* [What to work on]: Each record below should be repeated precisely as written.

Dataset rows
☆ ☆ ☆ ☆

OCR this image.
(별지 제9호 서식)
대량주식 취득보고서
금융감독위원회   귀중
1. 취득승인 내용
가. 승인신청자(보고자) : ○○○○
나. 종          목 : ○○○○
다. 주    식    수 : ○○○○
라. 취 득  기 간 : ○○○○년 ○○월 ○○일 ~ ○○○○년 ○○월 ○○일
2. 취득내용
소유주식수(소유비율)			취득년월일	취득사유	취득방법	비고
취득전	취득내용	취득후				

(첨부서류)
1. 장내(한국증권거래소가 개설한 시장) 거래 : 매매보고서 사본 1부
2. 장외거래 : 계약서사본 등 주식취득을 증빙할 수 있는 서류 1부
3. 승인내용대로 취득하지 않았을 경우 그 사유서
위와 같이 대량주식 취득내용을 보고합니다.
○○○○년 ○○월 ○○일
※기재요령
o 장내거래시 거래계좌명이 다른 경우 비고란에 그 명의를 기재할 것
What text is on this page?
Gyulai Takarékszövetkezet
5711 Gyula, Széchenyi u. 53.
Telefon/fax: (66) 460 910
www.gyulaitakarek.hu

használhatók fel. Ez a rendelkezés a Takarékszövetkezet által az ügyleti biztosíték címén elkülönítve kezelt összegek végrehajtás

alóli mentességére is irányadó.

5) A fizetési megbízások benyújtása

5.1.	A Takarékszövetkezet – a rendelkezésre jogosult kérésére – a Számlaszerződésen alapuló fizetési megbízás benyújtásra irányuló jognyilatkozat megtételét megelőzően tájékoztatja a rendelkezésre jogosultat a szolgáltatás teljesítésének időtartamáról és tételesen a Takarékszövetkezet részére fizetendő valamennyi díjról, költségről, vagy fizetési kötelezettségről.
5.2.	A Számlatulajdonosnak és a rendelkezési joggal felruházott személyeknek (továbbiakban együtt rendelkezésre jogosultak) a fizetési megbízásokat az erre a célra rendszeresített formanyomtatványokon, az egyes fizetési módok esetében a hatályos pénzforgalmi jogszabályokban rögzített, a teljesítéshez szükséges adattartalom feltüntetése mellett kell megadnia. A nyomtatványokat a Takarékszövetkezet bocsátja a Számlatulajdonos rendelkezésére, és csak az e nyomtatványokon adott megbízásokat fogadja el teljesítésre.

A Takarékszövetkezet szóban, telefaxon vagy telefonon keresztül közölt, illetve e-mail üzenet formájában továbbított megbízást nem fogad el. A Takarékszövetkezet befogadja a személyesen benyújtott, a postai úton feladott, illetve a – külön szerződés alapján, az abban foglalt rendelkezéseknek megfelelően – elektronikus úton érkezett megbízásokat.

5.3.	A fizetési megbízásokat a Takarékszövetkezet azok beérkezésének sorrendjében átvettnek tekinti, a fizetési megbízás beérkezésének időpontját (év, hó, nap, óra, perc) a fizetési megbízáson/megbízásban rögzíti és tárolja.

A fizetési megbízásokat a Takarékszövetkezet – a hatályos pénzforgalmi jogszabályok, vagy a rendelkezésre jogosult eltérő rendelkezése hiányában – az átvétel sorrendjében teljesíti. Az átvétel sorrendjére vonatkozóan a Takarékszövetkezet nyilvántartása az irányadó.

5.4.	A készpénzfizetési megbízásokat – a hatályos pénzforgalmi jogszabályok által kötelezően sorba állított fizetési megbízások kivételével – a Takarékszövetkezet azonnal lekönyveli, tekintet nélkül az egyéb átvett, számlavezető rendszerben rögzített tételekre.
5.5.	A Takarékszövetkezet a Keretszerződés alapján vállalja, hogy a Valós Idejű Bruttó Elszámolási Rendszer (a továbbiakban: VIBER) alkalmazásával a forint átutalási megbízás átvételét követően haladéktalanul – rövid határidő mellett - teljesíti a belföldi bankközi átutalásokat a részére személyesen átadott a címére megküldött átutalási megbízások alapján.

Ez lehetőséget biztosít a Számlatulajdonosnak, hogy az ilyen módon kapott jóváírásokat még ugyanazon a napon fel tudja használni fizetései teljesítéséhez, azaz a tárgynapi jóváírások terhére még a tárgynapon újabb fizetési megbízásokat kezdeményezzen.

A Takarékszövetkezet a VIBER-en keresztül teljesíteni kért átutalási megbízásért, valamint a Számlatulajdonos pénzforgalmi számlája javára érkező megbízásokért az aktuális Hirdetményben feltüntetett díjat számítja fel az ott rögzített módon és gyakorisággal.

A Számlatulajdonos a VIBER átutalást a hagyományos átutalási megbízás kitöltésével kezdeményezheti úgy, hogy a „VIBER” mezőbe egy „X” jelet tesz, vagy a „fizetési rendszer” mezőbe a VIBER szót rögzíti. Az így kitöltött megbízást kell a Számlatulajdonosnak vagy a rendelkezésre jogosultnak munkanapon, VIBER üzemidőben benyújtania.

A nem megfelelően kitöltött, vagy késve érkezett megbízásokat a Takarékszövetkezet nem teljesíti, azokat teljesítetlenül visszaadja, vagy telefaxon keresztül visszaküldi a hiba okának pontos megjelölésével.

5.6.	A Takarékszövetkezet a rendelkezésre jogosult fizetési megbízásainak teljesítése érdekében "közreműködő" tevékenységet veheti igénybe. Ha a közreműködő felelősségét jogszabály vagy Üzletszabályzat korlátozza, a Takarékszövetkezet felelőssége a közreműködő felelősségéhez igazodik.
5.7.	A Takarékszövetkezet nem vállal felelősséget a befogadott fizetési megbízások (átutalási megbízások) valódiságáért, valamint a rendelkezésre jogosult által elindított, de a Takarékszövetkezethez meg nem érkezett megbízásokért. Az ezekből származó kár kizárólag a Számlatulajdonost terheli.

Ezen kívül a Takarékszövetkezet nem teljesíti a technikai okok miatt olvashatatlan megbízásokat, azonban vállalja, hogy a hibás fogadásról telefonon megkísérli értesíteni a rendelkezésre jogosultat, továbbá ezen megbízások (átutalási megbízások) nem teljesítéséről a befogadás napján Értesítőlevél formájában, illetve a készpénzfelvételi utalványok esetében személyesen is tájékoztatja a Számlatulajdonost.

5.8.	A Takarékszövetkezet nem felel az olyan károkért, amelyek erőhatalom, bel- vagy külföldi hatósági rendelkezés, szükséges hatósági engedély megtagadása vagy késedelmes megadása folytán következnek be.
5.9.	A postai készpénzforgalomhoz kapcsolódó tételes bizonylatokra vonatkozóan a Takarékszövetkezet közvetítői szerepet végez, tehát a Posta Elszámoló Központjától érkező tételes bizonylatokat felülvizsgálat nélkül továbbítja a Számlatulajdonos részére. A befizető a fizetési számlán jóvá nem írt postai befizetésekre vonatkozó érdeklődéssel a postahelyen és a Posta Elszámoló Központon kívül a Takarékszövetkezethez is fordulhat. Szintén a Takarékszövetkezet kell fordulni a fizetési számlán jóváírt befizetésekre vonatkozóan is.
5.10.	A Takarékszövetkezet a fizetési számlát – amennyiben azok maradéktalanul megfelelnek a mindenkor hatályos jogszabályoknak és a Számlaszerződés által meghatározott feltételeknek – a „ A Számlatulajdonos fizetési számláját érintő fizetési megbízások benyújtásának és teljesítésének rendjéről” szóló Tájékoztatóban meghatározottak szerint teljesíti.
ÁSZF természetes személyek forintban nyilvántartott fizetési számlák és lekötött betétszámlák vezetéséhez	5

☆ ☆ ☆ ☆

* [Completed exercise]:
OCR this image.
(별지 제9호 서식)
대량주식 취득보고서
금융감독위원회   귀중
1. 취득승인 내용
가. 승인신청자(보고자) : ○○○○
나. 종          목 : ○○○○
다. 주    식    수 : ○○○○
라. 취 득  기 간 : ○○○○년 ○○월 ○○일 ~ ○○○○년 ○○월 ○○일
2. 취득내용
소유주식수(소유비율)			취득년월일	취득사유	취득방법	비고
취득전	취득내용	취득후				

(첨부서류)
1. 장내(한국증권거래소가 개설한 시장) 거래 : 매매보고서 사본 1부
2. 장외거래 : 계약서사본 등 주식취득을 증빙할 수 있는 서류 1부
3. 승인내용대로 취득하지 않았을 경우 그 사유서
위와 같이 대량주식 취득내용을 보고합니다.
○○○○년 ○○월 ○○일
※기재요령
o 장내거래시 거래계좌명이 다른 경우 비고란에 그 명의를 기재할 것
What text is on this page?
Gyulai Takarékszövetkezet
5711 Gyula, Széchenyi u. 53.
Telefon/fax: (66) 460 910
www.gyulaitakarek.hu

használhatók fel. Ez a rendelkezés a Takarékszövetkezet által az ügyleti biztosíték címén elkülönítve kezelt összegek végrehajtás

alóli mentességére is irányadó.

5) A fizetési megbízások benyújtása

5.1.	A Takarékszövetkezet – a rendelkezésre jogosult kérésére – a Számlaszerződésen alapuló fizetési megbízás benyújtásra irányuló jognyilatkozat megtételét megelőzően tájékoztatja a rendelkezésre jogosultat a szolgáltatás teljesítésének időtartamáról és tételesen a Takarékszövetkezet részére fizetendő valamennyi díjról, költségről, vagy fizetési kötelezettségről.
5.2.	A Számlatulajdonosnak és a rendelkezési joggal felruházott személyeknek (továbbiakban együtt rendelkezésre jogosultak) a fizetési megbízásokat az erre a célra rendszeresített formanyomtatványokon, az egyes fizetési módok esetében a hatályos pénzforgalmi jogszabályokban rögzített, a teljesítéshez szükséges adattartalom feltüntetése mellett kell megadnia. A nyomtatványokat a Takarékszövetkezet bocsátja a Számlatulajdonos rendelkezésére, és csak az e nyomtatványokon adott megbízásokat fogadja el teljesítésre.

A Takarékszövetkezet szóban, telefaxon vagy telefonon keresztül közölt, illetve e-mail üzenet formájában továbbított megbízást nem fogad el. A Takarékszövetkezet befogadja a személyesen benyújtott, a postai úton feladott, illetve a – külön szerződés alapján, az abban foglalt rendelkezéseknek megfelelően – elektronikus úton érkezett megbízásokat.

5.3.	A fizetési megbízásokat a Takarékszövetkezet azok beérkezésének sorrendjében átvettnek tekinti, a fizetési megbízás beérkezésének időpontját (év, hó, nap, óra, perc) a fizetési megbízáson/megbízásban rögzíti és tárolja.

A fizetési megbízásokat a Takarékszövetkezet – a hatályos pénzforgalmi jogszabályok, vagy a rendelkezésre jogosult eltérő rendelkezése hiányában – az átvétel sorrendjében teljesíti. Az átvétel sorrendjére vonatkozóan a Takarékszövetkezet nyilvántartása az irányadó.

5.4.	A készpénzfizetési megbízásokat – a hatályos pénzforgalmi jogszabályok által kötelezően sorba állított fizetési megbízások kivételével – a Takarékszövetkezet azonnal lekönyveli, tekintet nélkül az egyéb átvett, számlavezető rendszerben rögzített tételekre.
5.5.	A Takarékszövetkezet a Keretszerződés alapján vállalja, hogy a Valós Idejű Bruttó Elszámolási Rendszer (a továbbiakban: VIBER) alkalmazásával a forint átutalási megbízás átvételét követően haladéktalanul – rövid határidő mellett - teljesíti a belföldi bankközi átutalásokat a részére személyesen átadott a címére megküldött átutalási megbízások alapján.

Ez lehetőséget biztosít a Számlatulajdonosnak, hogy az ilyen módon kapott jóváírásokat még ugyanazon a napon fel tudja használni fizetései teljesítéséhez, azaz a tárgynapi jóváírások terhére még a tárgynapon újabb fizetési megbízásokat kezdeményezzen.

A Takarékszövetkezet a VIBER-en keresztül teljesíteni kért átutalási megbízásért, valamint a Számlatulajdonos pénzforgalmi számlája javára érkező megbízásokért az aktuális Hirdetményben feltüntetett díjat számítja fel az ott rögzített módon és gyakorisággal.

A Számlatulajdonos a VIBER átutalást a hagyományos átutalási megbízás kitöltésével kezdeményezheti úgy, hogy a „VIBER” mezőbe egy „X” jelet tesz, vagy a „fizetési rendszer” mezőbe a VIBER szót rögzíti. Az így kitöltött megbízást kell a Számlatulajdonosnak vagy a rendelkezésre jogosultnak munkanapon, VIBER üzemidőben benyújtania.

A nem megfelelően kitöltött, vagy késve érkezett megbízásokat a Takarékszövetkezet nem teljesíti, azokat teljesítetlenül visszaadja, vagy telefaxon keresztül visszaküldi a hiba okának pontos megjelölésével.

5.6.	A Takarékszövetkezet a rendelkezésre jogosult fizetési megbízásainak teljesítése érdekében "közreműködő" tevékenységet veheti igénybe. Ha a közreműködő felelősségét jogszabály vagy Üzletszabályzat korlátozza, a Takarékszövetkezet felelőssége a közreműködő felelősségéhez igazodik.
5.7.	A Takarékszövetkezet nem vállal felelősséget a befogadott fizetési megbízások (átutalási megbízások) valódiságáért, valamint a rendelkezésre jogosult által elindított, de a Takarékszövetkezethez meg nem érkezett megbízásokért. Az ezekből származó kár kizárólag a Számlatulajdonost terheli.

Ezen kívül a Takarékszövetkezet nem teljesíti a technikai okok miatt olvashatatlan megbízásokat, azonban vállalja, hogy a hibás fogadásról telefonon megkísérli értesíteni a rendelkezésre jogosultat, továbbá ezen megbízások (átutalási megbízások) nem teljesítéséről a befogadás napján Értesítőlevél formájában, illetve a készpénzfelvételi utalványok esetében személyesen is tájékoztatja a Számlatulajdonost.

5.8.	A Takarékszövetkezet nem felel az olyan károkért, amelyek erőhatalom, bel- vagy külföldi hatósági rendelkezés, szükséges hatósági engedély megtagadása vagy késedelmes megadása folytán következnek be.
5.9.	A postai készpénzforgalomhoz kapcsolódó tételes bizonylatokra vonatkozóan a Takarékszövetkezet közvetítői szerepet végez, tehát a Posta Elszámoló Központjától érkező tételes bizonylatokat felülvizsgálat nélkül továbbítja a Számlatulajdonos részére. A befizető a fizetési számlán jóvá nem írt postai befizetésekre vonatkozó érdeklődéssel a postahelyen és a Posta Elszámoló Központon kívül a Takarékszövetkezethez is fordulhat. Szintén a Takarékszövetkezet kell fordulni a fizetési számlán jóváírt befizetésekre vonatkozóan is.
5.10.	A Takarékszövetkezet a fizetési számlát – amennyiben azok maradéktalanul megfelelnek a mindenkor hatályos jogszabályoknak és a Számlaszerződés által meghatározott feltételeknek – a „ A Számlatulajdonos fizetési számláját érintő fizetési megbízások benyújtásának és teljesítésének rendjéről” szóló Tájékoztatóban meghatározottak szerint teljesíti.
ÁSZF természetes személyek forintban nyilvántartott fizetési számlák és lekötött betétszámlák vezetéséhez	5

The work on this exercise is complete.